[TASK DIRECTIONS] Quote the data below in full, minus the images.

[Stored data entries]
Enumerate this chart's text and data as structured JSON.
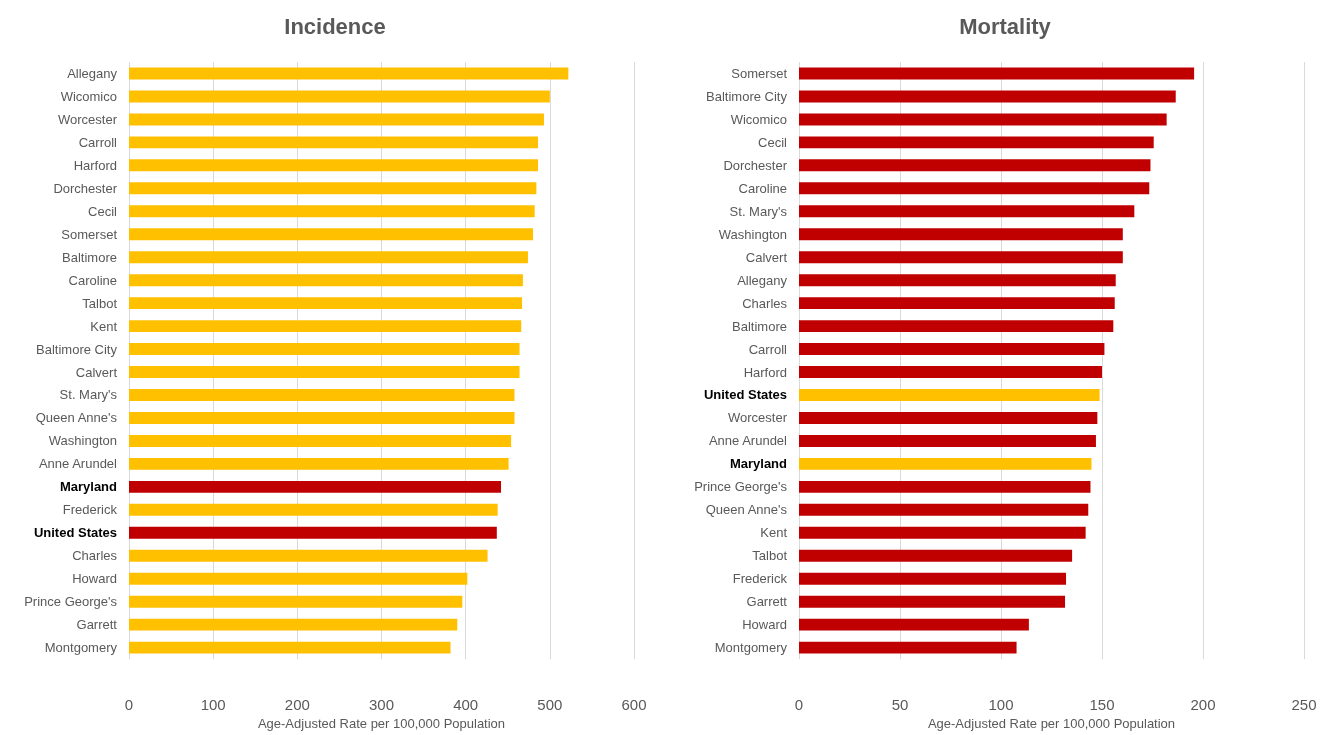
{
  "chart_data": [
    {
      "type": "bar",
      "orientation": "horizontal",
      "title": "Incidence",
      "xlabel": "Age-Adjusted Rate per 100,000 Population",
      "categories": [
        "Allegany",
        "Wicomico",
        "Worcester",
        "Carroll",
        "Harford",
        "Dorchester",
        "Cecil",
        "Somerset",
        "Baltimore",
        "Caroline",
        "Talbot",
        "Kent",
        "Baltimore City",
        "Calvert",
        "St. Mary's",
        "Queen Anne's",
        "Washington",
        "Anne Arundel",
        "Maryland",
        "Frederick",
        "United States",
        "Charles",
        "Howard",
        "Prince George's",
        "Garrett",
        "Montgomery"
      ],
      "values": [
        522,
        500,
        493,
        486,
        486,
        484,
        482,
        480,
        474,
        468,
        467,
        466,
        464,
        464,
        458,
        458,
        454,
        451,
        442,
        438,
        437,
        426,
        402,
        396,
        390,
        382
      ],
      "colors": [
        "#ffc000",
        "#ffc000",
        "#ffc000",
        "#ffc000",
        "#ffc000",
        "#ffc000",
        "#ffc000",
        "#ffc000",
        "#ffc000",
        "#ffc000",
        "#ffc000",
        "#ffc000",
        "#ffc000",
        "#ffc000",
        "#ffc000",
        "#ffc000",
        "#ffc000",
        "#ffc000",
        "#c00000",
        "#ffc000",
        "#c00000",
        "#ffc000",
        "#ffc000",
        "#ffc000",
        "#ffc000",
        "#ffc000"
      ],
      "xlim": [
        0,
        600
      ],
      "xticks": [
        0,
        100,
        200,
        300,
        400,
        500,
        600
      ],
      "grid": "x"
    },
    {
      "type": "bar",
      "orientation": "horizontal",
      "title": "Mortality",
      "xlabel": "Age-Adjusted Rate per 100,000 Population",
      "categories": [
        "Somerset",
        "Baltimore City",
        "Wicomico",
        "Cecil",
        "Dorchester",
        "Caroline",
        "St. Mary's",
        "Washington",
        "Calvert",
        "Allegany",
        "Charles",
        "Baltimore",
        "Carroll",
        "Harford",
        "United States",
        "Worcester",
        "Anne Arundel",
        "Maryland",
        "Prince George's",
        "Queen Anne's",
        "Kent",
        "Talbot",
        "Frederick",
        "Garrett",
        "Howard",
        "Montgomery"
      ],
      "values": [
        195.6,
        186.5,
        182,
        175.6,
        174,
        173.4,
        166,
        160.3,
        160.3,
        156.8,
        156.3,
        155.6,
        151.2,
        150,
        148.8,
        147.7,
        147,
        144.8,
        144.3,
        143.2,
        141.9,
        135.2,
        132.2,
        131.7,
        113.8,
        107.7
      ],
      "colors": [
        "#c00000",
        "#c00000",
        "#c00000",
        "#c00000",
        "#c00000",
        "#c00000",
        "#c00000",
        "#c00000",
        "#c00000",
        "#c00000",
        "#c00000",
        "#c00000",
        "#c00000",
        "#c00000",
        "#ffc000",
        "#c00000",
        "#c00000",
        "#ffc000",
        "#c00000",
        "#c00000",
        "#c00000",
        "#c00000",
        "#c00000",
        "#c00000",
        "#c00000",
        "#c00000"
      ],
      "xlim": [
        0,
        250
      ],
      "xticks": [
        0,
        50,
        100,
        150,
        200,
        250
      ],
      "grid": "x"
    }
  ]
}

[EXERCISE ANSWER]
Enumerate this chart's text and data as structured JSON.
{
  "chart_data": [
    {
      "type": "bar",
      "orientation": "horizontal",
      "title": "Incidence",
      "xlabel": "Age-Adjusted Rate per 100,000 Population",
      "categories": [
        "Allegany",
        "Wicomico",
        "Worcester",
        "Carroll",
        "Harford",
        "Dorchester",
        "Cecil",
        "Somerset",
        "Baltimore",
        "Caroline",
        "Talbot",
        "Kent",
        "Baltimore City",
        "Calvert",
        "St. Mary's",
        "Queen Anne's",
        "Washington",
        "Anne Arundel",
        "Maryland",
        "Frederick",
        "United States",
        "Charles",
        "Howard",
        "Prince George's",
        "Garrett",
        "Montgomery"
      ],
      "values": [
        522,
        500,
        493,
        486,
        486,
        484,
        482,
        480,
        474,
        468,
        467,
        466,
        464,
        464,
        458,
        458,
        454,
        451,
        442,
        438,
        437,
        426,
        402,
        396,
        390,
        382
      ],
      "colors": [
        "#ffc000",
        "#ffc000",
        "#ffc000",
        "#ffc000",
        "#ffc000",
        "#ffc000",
        "#ffc000",
        "#ffc000",
        "#ffc000",
        "#ffc000",
        "#ffc000",
        "#ffc000",
        "#ffc000",
        "#ffc000",
        "#ffc000",
        "#ffc000",
        "#ffc000",
        "#ffc000",
        "#c00000",
        "#ffc000",
        "#c00000",
        "#ffc000",
        "#ffc000",
        "#ffc000",
        "#ffc000",
        "#ffc000"
      ],
      "xlim": [
        0,
        600
      ],
      "xticks": [
        0,
        100,
        200,
        300,
        400,
        500,
        600
      ],
      "grid": "x"
    },
    {
      "type": "bar",
      "orientation": "horizontal",
      "title": "Mortality",
      "xlabel": "Age-Adjusted Rate per 100,000 Population",
      "categories": [
        "Somerset",
        "Baltimore City",
        "Wicomico",
        "Cecil",
        "Dorchester",
        "Caroline",
        "St. Mary's",
        "Washington",
        "Calvert",
        "Allegany",
        "Charles",
        "Baltimore",
        "Carroll",
        "Harford",
        "United States",
        "Worcester",
        "Anne Arundel",
        "Maryland",
        "Prince George's",
        "Queen Anne's",
        "Kent",
        "Talbot",
        "Frederick",
        "Garrett",
        "Howard",
        "Montgomery"
      ],
      "values": [
        195.6,
        186.5,
        182,
        175.6,
        174,
        173.4,
        166,
        160.3,
        160.3,
        156.8,
        156.3,
        155.6,
        151.2,
        150,
        148.8,
        147.7,
        147,
        144.8,
        144.3,
        143.2,
        141.9,
        135.2,
        132.2,
        131.7,
        113.8,
        107.7
      ],
      "colors": [
        "#c00000",
        "#c00000",
        "#c00000",
        "#c00000",
        "#c00000",
        "#c00000",
        "#c00000",
        "#c00000",
        "#c00000",
        "#c00000",
        "#c00000",
        "#c00000",
        "#c00000",
        "#c00000",
        "#ffc000",
        "#c00000",
        "#c00000",
        "#ffc000",
        "#c00000",
        "#c00000",
        "#c00000",
        "#c00000",
        "#c00000",
        "#c00000",
        "#c00000",
        "#c00000"
      ],
      "xlim": [
        0,
        250
      ],
      "xticks": [
        0,
        50,
        100,
        150,
        200,
        250
      ],
      "grid": "x"
    }
  ]
}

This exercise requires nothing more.